Saved entries:

* * * *

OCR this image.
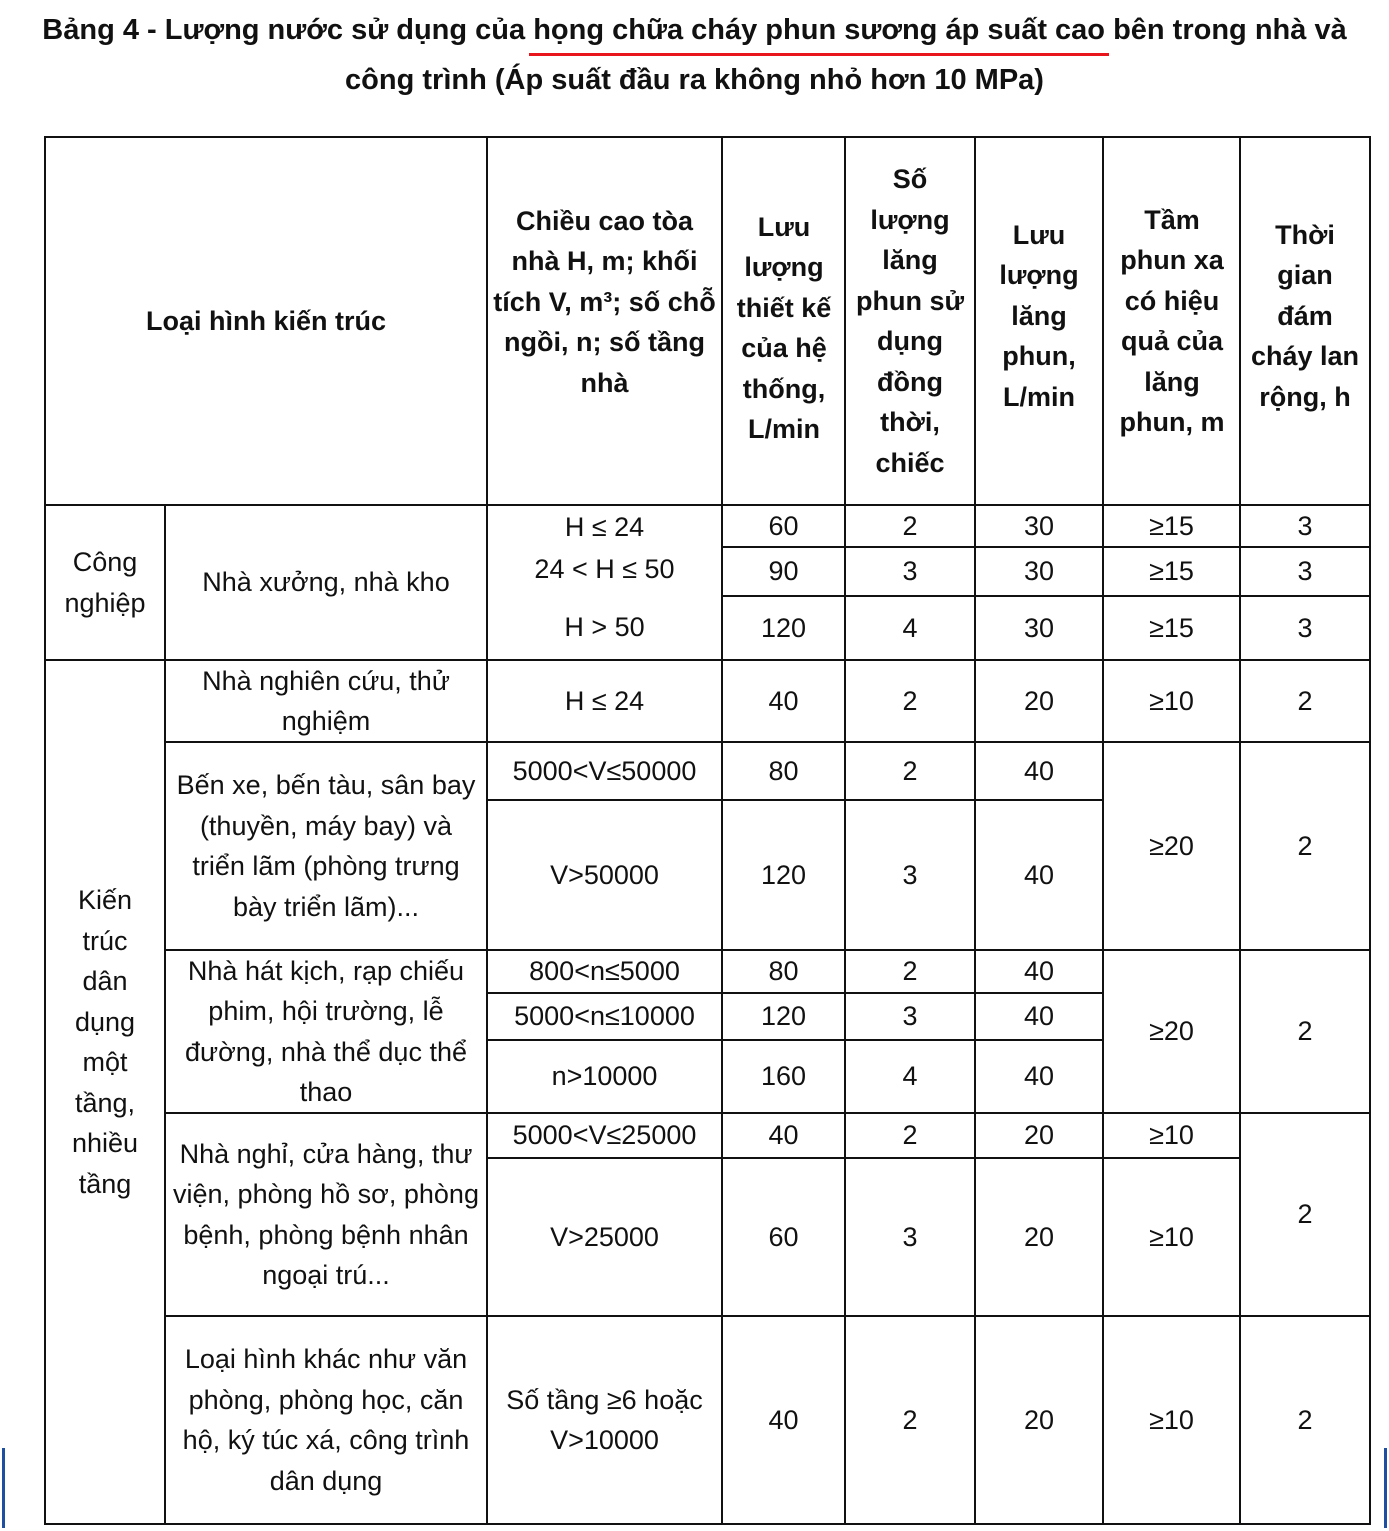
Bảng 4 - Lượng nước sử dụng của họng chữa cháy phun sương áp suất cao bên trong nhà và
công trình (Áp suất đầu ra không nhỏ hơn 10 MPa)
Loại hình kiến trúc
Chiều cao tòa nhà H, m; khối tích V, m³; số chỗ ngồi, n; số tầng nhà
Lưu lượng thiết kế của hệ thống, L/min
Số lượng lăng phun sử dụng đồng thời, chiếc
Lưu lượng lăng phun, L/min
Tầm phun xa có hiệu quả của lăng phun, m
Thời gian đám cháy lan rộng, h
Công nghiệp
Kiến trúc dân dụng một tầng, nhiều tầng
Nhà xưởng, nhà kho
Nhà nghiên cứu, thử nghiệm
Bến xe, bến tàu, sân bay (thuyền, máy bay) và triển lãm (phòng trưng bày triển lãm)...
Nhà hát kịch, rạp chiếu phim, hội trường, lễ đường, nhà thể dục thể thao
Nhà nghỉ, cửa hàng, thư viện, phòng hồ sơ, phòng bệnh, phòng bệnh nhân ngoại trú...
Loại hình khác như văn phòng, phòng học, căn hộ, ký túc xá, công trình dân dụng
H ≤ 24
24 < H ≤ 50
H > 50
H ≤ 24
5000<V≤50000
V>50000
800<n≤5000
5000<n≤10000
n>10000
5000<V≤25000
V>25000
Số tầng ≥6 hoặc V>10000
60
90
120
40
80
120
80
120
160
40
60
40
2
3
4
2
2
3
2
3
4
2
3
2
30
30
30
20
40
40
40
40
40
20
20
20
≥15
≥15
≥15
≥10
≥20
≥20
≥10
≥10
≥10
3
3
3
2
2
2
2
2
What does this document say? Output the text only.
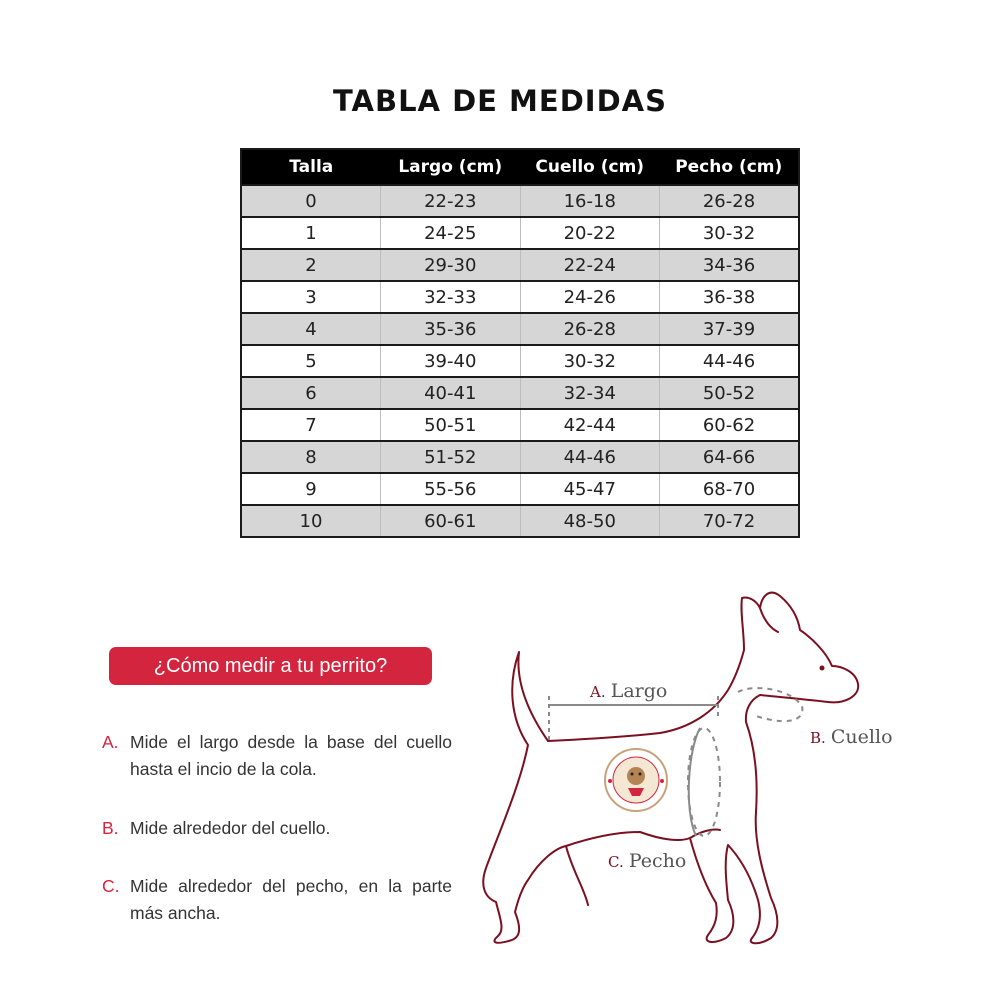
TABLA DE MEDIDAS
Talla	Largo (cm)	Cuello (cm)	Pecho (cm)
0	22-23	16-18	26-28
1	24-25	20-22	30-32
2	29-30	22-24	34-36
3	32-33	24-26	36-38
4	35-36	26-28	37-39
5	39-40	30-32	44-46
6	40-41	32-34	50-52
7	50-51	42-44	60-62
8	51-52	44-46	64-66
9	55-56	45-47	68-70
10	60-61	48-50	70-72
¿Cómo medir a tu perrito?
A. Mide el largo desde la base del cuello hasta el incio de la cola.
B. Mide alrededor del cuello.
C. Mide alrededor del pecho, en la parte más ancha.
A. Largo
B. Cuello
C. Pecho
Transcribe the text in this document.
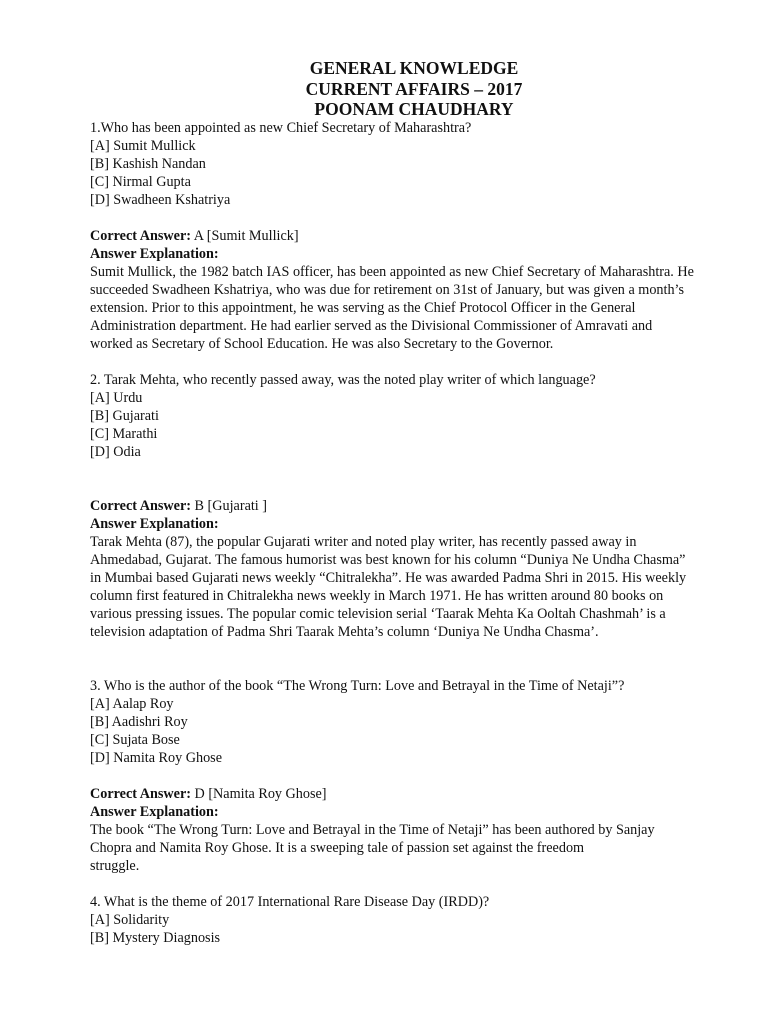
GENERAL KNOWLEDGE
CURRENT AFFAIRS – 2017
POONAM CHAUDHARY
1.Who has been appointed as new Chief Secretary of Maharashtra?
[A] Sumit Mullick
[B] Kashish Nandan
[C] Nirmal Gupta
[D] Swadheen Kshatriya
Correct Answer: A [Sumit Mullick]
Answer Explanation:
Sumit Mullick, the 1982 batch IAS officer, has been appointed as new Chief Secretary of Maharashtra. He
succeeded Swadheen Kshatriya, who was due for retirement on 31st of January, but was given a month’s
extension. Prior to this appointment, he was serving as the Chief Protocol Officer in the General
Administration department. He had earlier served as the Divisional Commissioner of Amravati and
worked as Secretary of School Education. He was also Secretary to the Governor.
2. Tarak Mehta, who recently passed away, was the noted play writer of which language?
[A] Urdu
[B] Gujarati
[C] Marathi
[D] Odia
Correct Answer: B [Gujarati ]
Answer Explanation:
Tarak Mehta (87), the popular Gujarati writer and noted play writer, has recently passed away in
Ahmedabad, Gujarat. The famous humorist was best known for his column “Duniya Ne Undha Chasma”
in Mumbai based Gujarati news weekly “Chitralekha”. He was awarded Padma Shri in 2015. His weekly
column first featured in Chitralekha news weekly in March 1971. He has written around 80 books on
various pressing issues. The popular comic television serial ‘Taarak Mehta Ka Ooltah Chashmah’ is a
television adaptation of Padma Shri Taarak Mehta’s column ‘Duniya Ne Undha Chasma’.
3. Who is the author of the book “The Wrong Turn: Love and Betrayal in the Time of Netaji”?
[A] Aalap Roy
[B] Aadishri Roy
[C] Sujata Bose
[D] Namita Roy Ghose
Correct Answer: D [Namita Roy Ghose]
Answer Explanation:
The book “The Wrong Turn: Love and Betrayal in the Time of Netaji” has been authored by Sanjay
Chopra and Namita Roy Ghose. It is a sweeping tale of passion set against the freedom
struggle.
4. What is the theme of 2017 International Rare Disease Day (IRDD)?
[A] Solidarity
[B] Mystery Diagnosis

* * * *

▸ **PROBLEM TO SOLVE**
Pull out all lines containing "Wrong".

▸ **SOLVED EXERCISE**
3. Who is the author of the book “The Wrong Turn: Love and Betrayal in the Time of Netaji”?
The book “The Wrong Turn: Love and Betrayal in the Time of Netaji” has been authored by Sanjay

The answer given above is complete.